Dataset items
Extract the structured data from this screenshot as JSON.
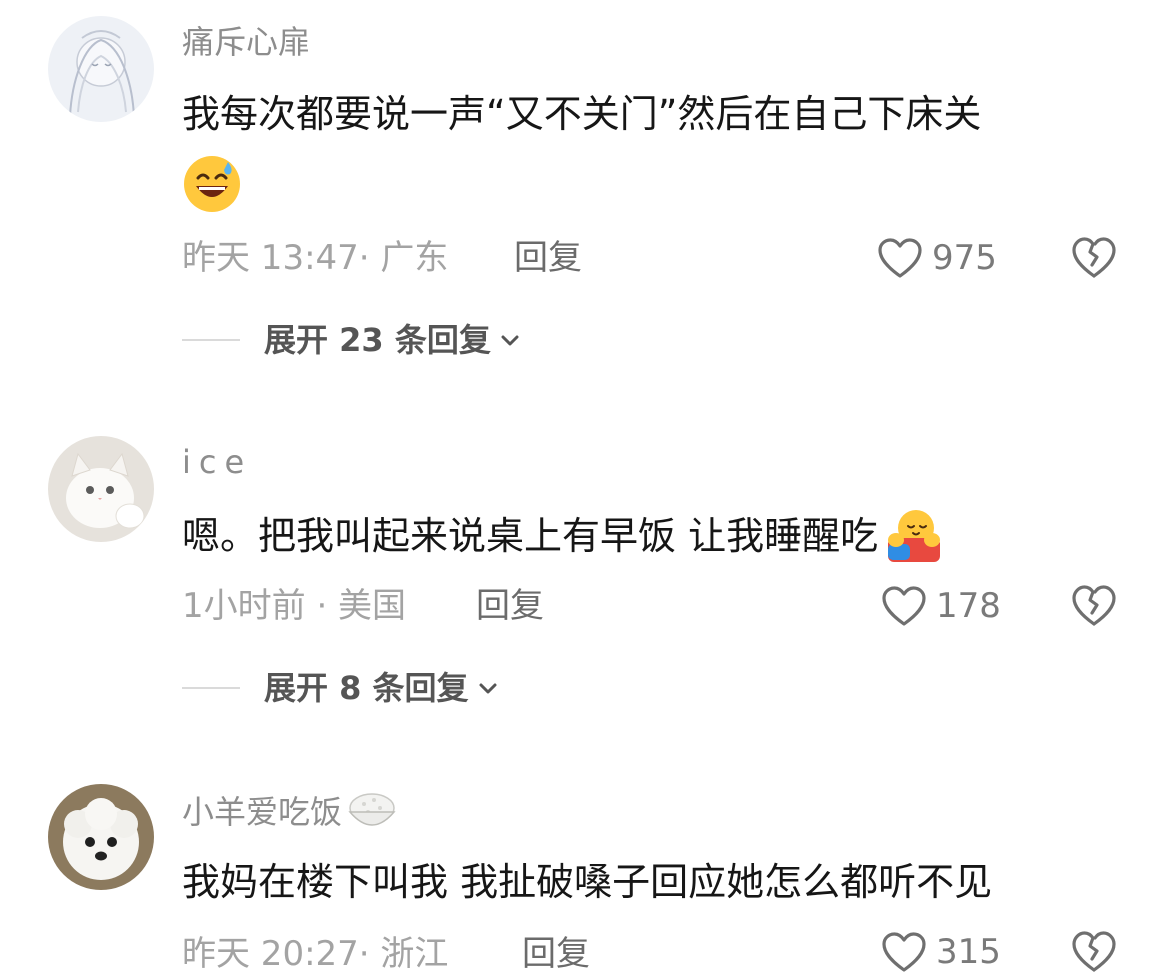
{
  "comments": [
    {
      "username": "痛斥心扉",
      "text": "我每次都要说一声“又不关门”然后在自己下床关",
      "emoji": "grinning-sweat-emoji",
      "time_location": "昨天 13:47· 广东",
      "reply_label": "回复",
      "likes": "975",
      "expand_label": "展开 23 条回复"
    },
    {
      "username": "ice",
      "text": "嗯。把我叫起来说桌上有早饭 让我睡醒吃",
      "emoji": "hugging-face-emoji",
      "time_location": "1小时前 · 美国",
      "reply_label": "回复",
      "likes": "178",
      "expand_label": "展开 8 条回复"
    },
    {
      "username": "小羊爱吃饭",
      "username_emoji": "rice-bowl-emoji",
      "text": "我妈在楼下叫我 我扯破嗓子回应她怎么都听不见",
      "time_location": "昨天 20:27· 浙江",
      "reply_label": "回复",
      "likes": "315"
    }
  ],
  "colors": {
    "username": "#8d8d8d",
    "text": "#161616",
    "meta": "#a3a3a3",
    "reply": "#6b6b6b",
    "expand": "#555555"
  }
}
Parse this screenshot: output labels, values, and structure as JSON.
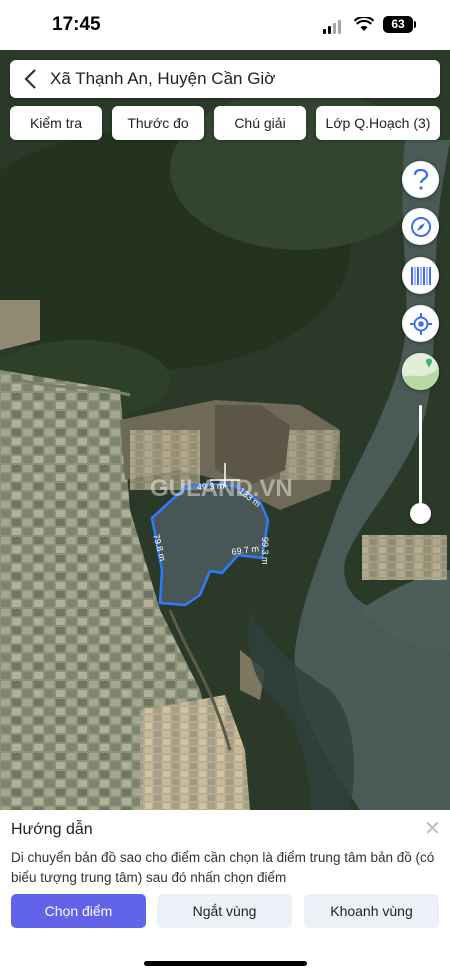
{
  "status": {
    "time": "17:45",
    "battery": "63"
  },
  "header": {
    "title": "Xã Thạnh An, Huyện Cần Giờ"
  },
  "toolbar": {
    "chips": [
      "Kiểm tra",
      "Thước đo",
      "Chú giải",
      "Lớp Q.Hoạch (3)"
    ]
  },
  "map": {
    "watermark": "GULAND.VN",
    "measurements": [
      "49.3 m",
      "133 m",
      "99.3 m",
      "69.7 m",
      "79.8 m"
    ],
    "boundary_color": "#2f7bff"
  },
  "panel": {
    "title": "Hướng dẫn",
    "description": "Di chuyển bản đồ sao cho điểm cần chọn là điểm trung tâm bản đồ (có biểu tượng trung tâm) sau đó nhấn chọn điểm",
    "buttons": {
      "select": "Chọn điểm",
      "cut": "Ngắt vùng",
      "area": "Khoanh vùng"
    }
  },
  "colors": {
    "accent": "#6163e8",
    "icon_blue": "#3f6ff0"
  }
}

- Given task
Copy, exactly and exclusively, the lines beginning with the one that contains "Parse this screenshot: output" and ending with the last line of the listing; pictures are to be omitted.

- The completed task
Parse this screenshot: output labels, values, and structure as JSON.
{
  "status": {
    "time": "17:45",
    "battery": "63"
  },
  "header": {
    "title": "Xã Thạnh An, Huyện Cần Giờ"
  },
  "toolbar": {
    "chips": [
      "Kiểm tra",
      "Thước đo",
      "Chú giải",
      "Lớp Q.Hoạch (3)"
    ]
  },
  "map": {
    "watermark": "GULAND.VN",
    "measurements": [
      "49.3 m",
      "133 m",
      "99.3 m",
      "69.7 m",
      "79.8 m"
    ],
    "boundary_color": "#2f7bff"
  },
  "panel": {
    "title": "Hướng dẫn",
    "description": "Di chuyển bản đồ sao cho điểm cần chọn là điểm trung tâm bản đồ (có biểu tượng trung tâm) sau đó nhấn chọn điểm",
    "buttons": {
      "select": "Chọn điểm",
      "cut": "Ngắt vùng",
      "area": "Khoanh vùng"
    }
  },
  "colors": {
    "accent": "#6163e8",
    "icon_blue": "#3f6ff0"
  }
}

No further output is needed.